**What to work on**
Copy out every line of the records below, character for character, changing nothing.

**Entries provided**

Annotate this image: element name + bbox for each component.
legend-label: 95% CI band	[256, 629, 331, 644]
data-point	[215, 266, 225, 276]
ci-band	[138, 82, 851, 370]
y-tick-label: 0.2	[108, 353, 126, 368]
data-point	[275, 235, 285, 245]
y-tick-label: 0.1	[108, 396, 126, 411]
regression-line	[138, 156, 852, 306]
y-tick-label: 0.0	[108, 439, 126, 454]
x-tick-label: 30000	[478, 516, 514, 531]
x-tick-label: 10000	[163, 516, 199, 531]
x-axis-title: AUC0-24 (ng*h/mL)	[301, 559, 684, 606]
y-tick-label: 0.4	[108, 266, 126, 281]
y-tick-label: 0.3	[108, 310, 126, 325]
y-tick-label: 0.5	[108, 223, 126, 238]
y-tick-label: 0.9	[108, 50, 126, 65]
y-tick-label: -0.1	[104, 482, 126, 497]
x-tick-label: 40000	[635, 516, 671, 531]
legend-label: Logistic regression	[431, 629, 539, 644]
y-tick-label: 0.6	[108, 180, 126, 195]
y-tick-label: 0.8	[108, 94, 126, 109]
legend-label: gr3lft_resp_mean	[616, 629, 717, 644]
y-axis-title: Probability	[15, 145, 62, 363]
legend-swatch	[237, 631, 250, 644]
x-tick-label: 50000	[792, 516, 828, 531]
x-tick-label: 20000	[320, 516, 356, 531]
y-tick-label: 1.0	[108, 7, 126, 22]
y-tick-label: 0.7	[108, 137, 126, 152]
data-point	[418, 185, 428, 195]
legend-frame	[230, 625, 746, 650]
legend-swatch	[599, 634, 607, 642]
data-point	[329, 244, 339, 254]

**Task output**
Annotate this image: element name + bbox for each component.
legend-label: 95% CI band	[256, 629, 331, 644]
data-point	[215, 266, 225, 276]
ci-band	[138, 82, 851, 370]
y-tick-label: 0.2	[108, 353, 126, 368]
data-point	[275, 235, 285, 245]
y-tick-label: 0.1	[108, 396, 126, 411]
regression-line	[138, 156, 852, 306]
y-tick-label: 0.0	[108, 439, 126, 454]
x-tick-label: 30000	[478, 516, 514, 531]
x-tick-label: 10000	[163, 516, 199, 531]
x-axis-title: AUC0-24 (ng*h/mL)	[301, 559, 684, 606]
y-tick-label: 0.4	[108, 266, 126, 281]
y-tick-label: 0.3	[108, 310, 126, 325]
y-tick-label: 0.5	[108, 223, 126, 238]
y-tick-label: 0.9	[108, 50, 126, 65]
y-tick-label: -0.1	[104, 482, 126, 497]
x-tick-label: 40000	[635, 516, 671, 531]
legend-label: Logistic regression	[431, 629, 539, 644]
y-tick-label: 0.6	[108, 180, 126, 195]
y-tick-label: 0.8	[108, 94, 126, 109]
legend-label: gr3lft_resp_mean	[616, 629, 717, 644]
y-axis-title: Probability	[15, 145, 62, 363]
legend-swatch	[237, 631, 250, 644]
x-tick-label: 50000	[792, 516, 828, 531]
x-tick-label: 20000	[320, 516, 356, 531]
y-tick-label: 1.0	[108, 7, 126, 22]
y-tick-label: 0.7	[108, 137, 126, 152]
data-point	[418, 185, 428, 195]
legend-frame	[230, 625, 746, 650]
legend-swatch	[599, 634, 607, 642]
data-point	[329, 244, 339, 254]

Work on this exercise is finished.